▶ **Task directions**
Count every line that has the word "perfil". Give the number, without anything more.
** start Recorded data **
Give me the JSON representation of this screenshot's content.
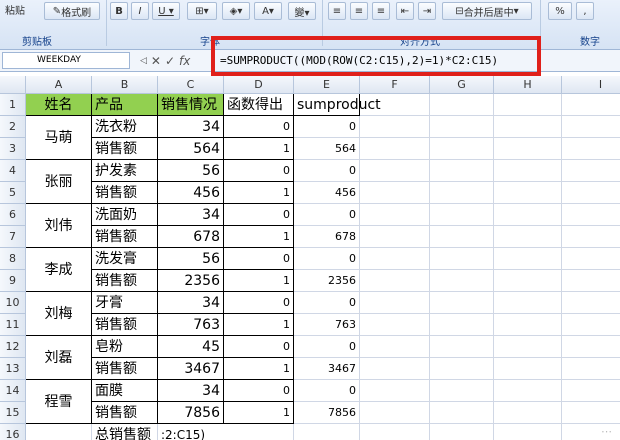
{
  "ribbon": {
    "paste_label": "粘贴",
    "format_painter_label": "格式刷",
    "clipboard_label": "剪贴板",
    "font_label": "字体",
    "alignment_label": "对齐方式",
    "merge_center_label": "合并后居中",
    "number_label": "数字",
    "percent_label": "%",
    "comma_label": ","
  },
  "formula_bar": {
    "name_box": "WEEKDAY",
    "formula": "=SUMPRODUCT((MOD(ROW(C2:C15),2)=1)*C2:C15)"
  },
  "columns": [
    "A",
    "B",
    "C",
    "D",
    "E",
    "F",
    "G",
    "H",
    "I"
  ],
  "rows": [
    "1",
    "2",
    "3",
    "4",
    "5",
    "6",
    "7",
    "8",
    "9",
    "10",
    "11",
    "12",
    "13",
    "14",
    "15",
    "16"
  ],
  "header": {
    "a": "姓名",
    "b": "产品",
    "c": "销售情况",
    "d": "函数得出",
    "e": "sumproduct"
  },
  "people": [
    "马萌",
    "张丽",
    "刘伟",
    "李成",
    "刘梅",
    "刘磊",
    "程雪"
  ],
  "products": [
    "洗衣粉",
    "销售额",
    "护发素",
    "销售额",
    "洗面奶",
    "销售额",
    "洗发膏",
    "销售额",
    "牙膏",
    "销售额",
    "皂粉",
    "销售额",
    "面膜",
    "销售额"
  ],
  "c_values": [
    "34",
    "564",
    "56",
    "456",
    "34",
    "678",
    "56",
    "2356",
    "34",
    "763",
    "45",
    "3467",
    "34",
    "7856"
  ],
  "d_values": [
    "0",
    "1",
    "0",
    "1",
    "0",
    "1",
    "0",
    "1",
    "0",
    "1",
    "0",
    "1",
    "0",
    "1"
  ],
  "e_values": [
    "0",
    "564",
    "0",
    "456",
    "0",
    "678",
    "0",
    "2356",
    "0",
    "763",
    "0",
    "3467",
    "0",
    "7856"
  ],
  "total_label": "总销售额",
  "total_edit": ":2:C15)"
}
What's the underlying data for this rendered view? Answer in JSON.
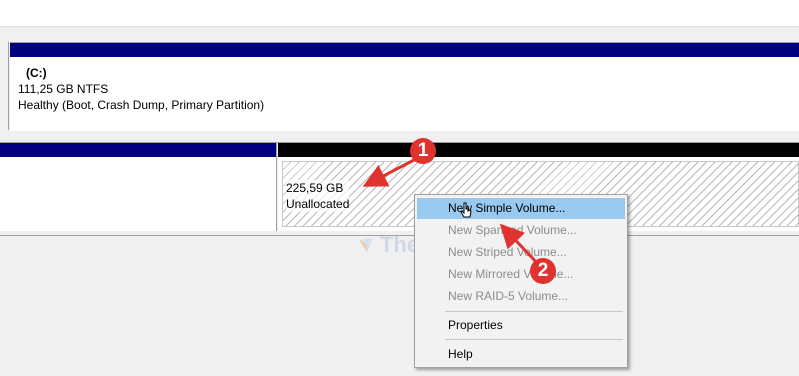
{
  "disk0": {
    "partition": {
      "name": "(C:)",
      "size_fs": "111,25 GB NTFS",
      "status": "Healthy (Boot, Crash Dump, Primary Partition)"
    }
  },
  "disk1": {
    "unallocated": {
      "size": "225,59 GB",
      "label": "Unallocated"
    }
  },
  "context_menu": {
    "items": [
      {
        "label": "New Simple Volume...",
        "enabled": true,
        "highlighted": true
      },
      {
        "label": "New Spanned Volume...",
        "enabled": false
      },
      {
        "label": "New Striped Volume...",
        "enabled": false
      },
      {
        "label": "New Mirrored Volume...",
        "enabled": false
      },
      {
        "label": "New RAID-5 Volume...",
        "enabled": false
      },
      {
        "label": "Properties",
        "enabled": true
      },
      {
        "label": "Help",
        "enabled": true
      }
    ]
  },
  "watermark": {
    "text": "TheLast"
  },
  "annotations": {
    "step1": "1",
    "step2": "2",
    "color": "#e0322f"
  },
  "colors": {
    "primary_partition_band": "#00007f",
    "unallocated_band": "#000000",
    "menu_highlight": "#99c9ef"
  }
}
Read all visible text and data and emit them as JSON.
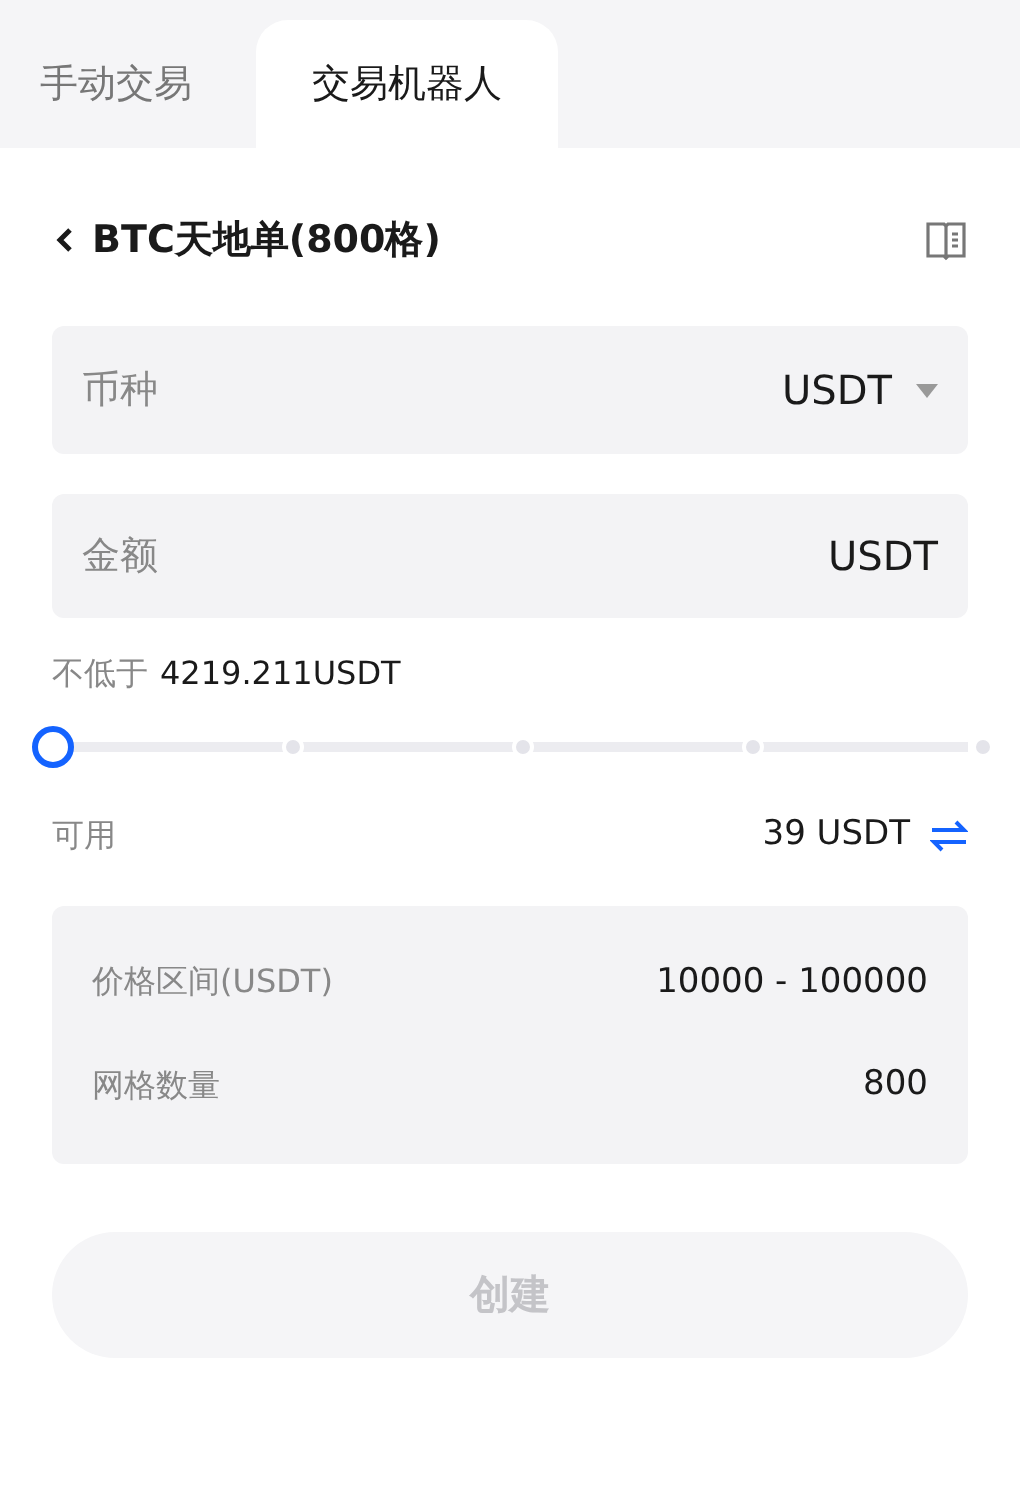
{
  "tabs": [
    {
      "label": "手动交易",
      "selected": false
    },
    {
      "label": "交易机器人",
      "selected": true
    }
  ],
  "header": {
    "title": "BTC天地单(800格)"
  },
  "currency_field": {
    "label": "币种",
    "value": "USDT"
  },
  "amount_field": {
    "label": "金额",
    "unit": "USDT"
  },
  "minimum": {
    "label": "不低于",
    "value": "4219.211USDT"
  },
  "slider": {
    "level": 0
  },
  "available": {
    "label": "可用",
    "value": "39 USDT"
  },
  "info_rows": [
    {
      "label": "价格区间(USDT)",
      "value": "10000 - 100000"
    },
    {
      "label": "网格数量",
      "value": "800"
    }
  ],
  "create_button": {
    "label": "创建",
    "disabled": true
  }
}
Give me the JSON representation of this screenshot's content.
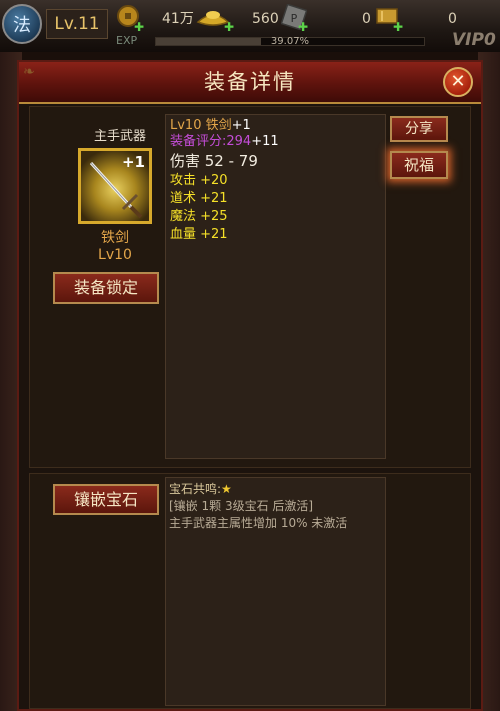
{
  "hud": {
    "class_glyph": "法",
    "level": "Lv.11",
    "gold": "41万",
    "ingot": "560",
    "bars": "0",
    "extra": "0",
    "exp_label": "EXP",
    "exp_percent": "39.07%",
    "exp_fraction": 0.3907,
    "vip": "VIP0"
  },
  "dialog": {
    "title": "装备详情",
    "close_icon": "close-icon"
  },
  "item": {
    "slot": "主手武器",
    "plus": "+1",
    "name": "铁剑",
    "level": "Lv10",
    "icon": "sword-icon"
  },
  "buttons": {
    "lock": "装备锁定",
    "share": "分享",
    "bless": "祝福",
    "inlay": "镶嵌宝石"
  },
  "stats": {
    "header_name": "Lv10 铁剑",
    "header_plus": "+1",
    "score_label": "装备评分:294",
    "score_plus": "+11",
    "damage": "伤害 52 - 79",
    "attack": "攻击 +20",
    "taoism": "道术 +21",
    "magic": "魔法 +25",
    "hp": "血量 +21"
  },
  "gem": {
    "title": "宝石共鸣:",
    "condition": "[镶嵌 1颗 3级宝石 后激活]",
    "effect": "主手武器主属性增加 10% 未激活"
  },
  "colors": {
    "gold_text": "#e3a64a",
    "score_purple": "#c44dd8",
    "stat_yellow": "#f5e028",
    "title_red": "#6b1610"
  }
}
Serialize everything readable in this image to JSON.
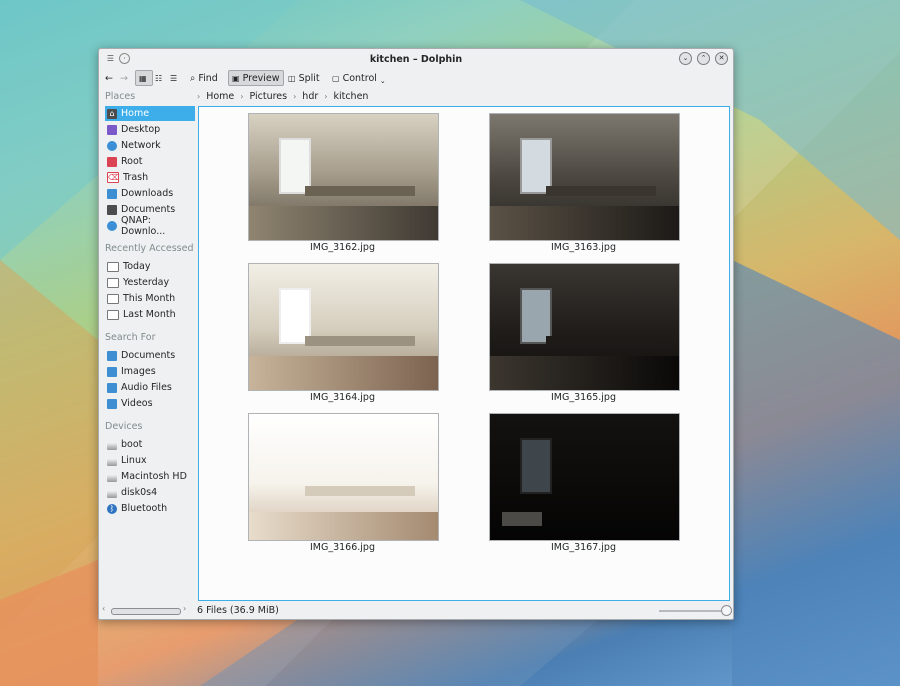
{
  "window": {
    "title": "kitchen – Dolphin"
  },
  "toolbar": {
    "find_label": "Find",
    "preview_label": "Preview",
    "split_label": "Split",
    "control_label": "Control"
  },
  "breadcrumb": [
    "Home",
    "Pictures",
    "hdr",
    "kitchen"
  ],
  "sidebar": {
    "places_title": "Places",
    "places": [
      {
        "label": "Home",
        "icon": "home-icon"
      },
      {
        "label": "Desktop",
        "icon": "desktop-icon"
      },
      {
        "label": "Network",
        "icon": "network-icon"
      },
      {
        "label": "Root",
        "icon": "root-folder-icon"
      },
      {
        "label": "Trash",
        "icon": "trash-icon"
      },
      {
        "label": "Downloads",
        "icon": "downloads-folder-icon"
      },
      {
        "label": "Documents",
        "icon": "documents-folder-icon"
      },
      {
        "label": "QNAP: Downlo...",
        "icon": "network-folder-icon"
      }
    ],
    "recent_title": "Recently Accessed",
    "recent": [
      {
        "label": "Today",
        "icon": "calendar-icon"
      },
      {
        "label": "Yesterday",
        "icon": "calendar-icon"
      },
      {
        "label": "This Month",
        "icon": "calendar-icon"
      },
      {
        "label": "Last Month",
        "icon": "calendar-icon"
      }
    ],
    "search_title": "Search For",
    "search": [
      {
        "label": "Documents",
        "icon": "folder-icon"
      },
      {
        "label": "Images",
        "icon": "folder-icon"
      },
      {
        "label": "Audio Files",
        "icon": "folder-icon"
      },
      {
        "label": "Videos",
        "icon": "folder-icon"
      }
    ],
    "devices_title": "Devices",
    "devices": [
      {
        "label": "boot",
        "icon": "drive-icon"
      },
      {
        "label": "Linux",
        "icon": "drive-icon"
      },
      {
        "label": "Macintosh HD",
        "icon": "drive-icon"
      },
      {
        "label": "disk0s4",
        "icon": "drive-icon"
      },
      {
        "label": "Bluetooth",
        "icon": "bluetooth-icon"
      }
    ]
  },
  "files": [
    {
      "name": "IMG_3162.jpg"
    },
    {
      "name": "IMG_3163.jpg"
    },
    {
      "name": "IMG_3164.jpg"
    },
    {
      "name": "IMG_3165.jpg"
    },
    {
      "name": "IMG_3166.jpg"
    },
    {
      "name": "IMG_3167.jpg"
    }
  ],
  "status": {
    "text": "6 Files (36.9 MiB)"
  },
  "colors": {
    "accent": "#3daee9",
    "window_bg": "#eff0f1"
  }
}
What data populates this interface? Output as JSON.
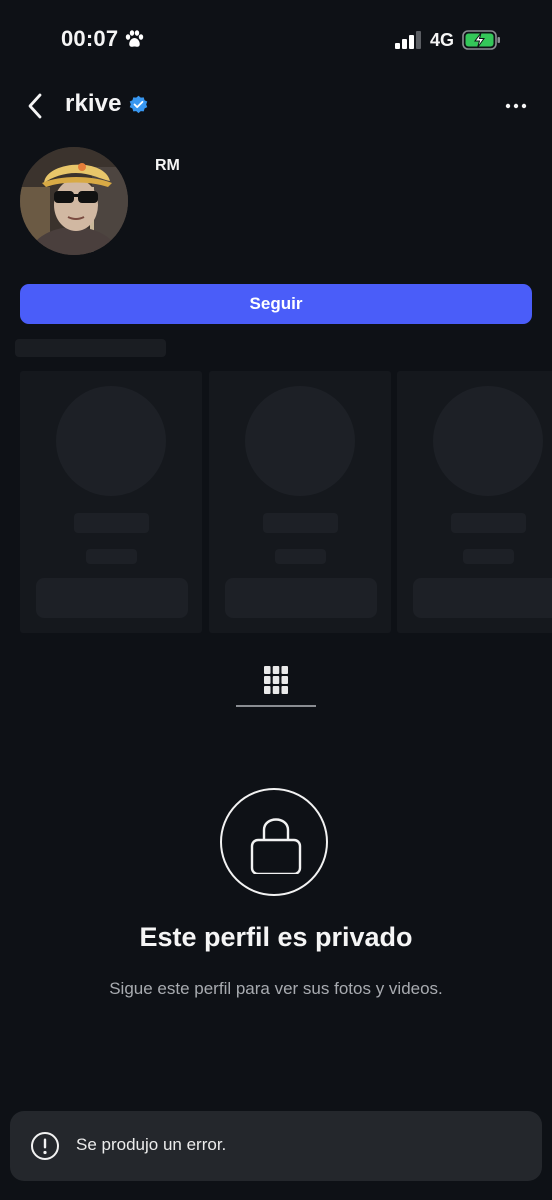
{
  "status_bar": {
    "time": "00:07",
    "network": "4G",
    "icons": [
      "paw-icon",
      "signal-icon",
      "battery-charging-icon"
    ]
  },
  "header": {
    "username": "rkive",
    "icons": [
      "back-chevron-icon",
      "verified-badge-icon",
      "more-horizontal-icon"
    ]
  },
  "profile": {
    "display_name": "RM",
    "follow_label": "Seguir"
  },
  "tabs": {
    "icons": [
      "grid-icon"
    ]
  },
  "private_notice": {
    "title": "Este perfil es privado",
    "subtitle": "Sigue este perfil para ver sus fotos y videos.",
    "icons": [
      "lock-icon"
    ]
  },
  "toast": {
    "message": "Se produjo un error.",
    "icons": [
      "alert-circle-icon"
    ]
  },
  "colors": {
    "background": "#0e1116",
    "accent": "#4a5df9",
    "verified": "#3897f0",
    "battery_charge": "#34c759",
    "toast_bg": "#24272c"
  }
}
** end Recorded data **
▶ **Task answer**
2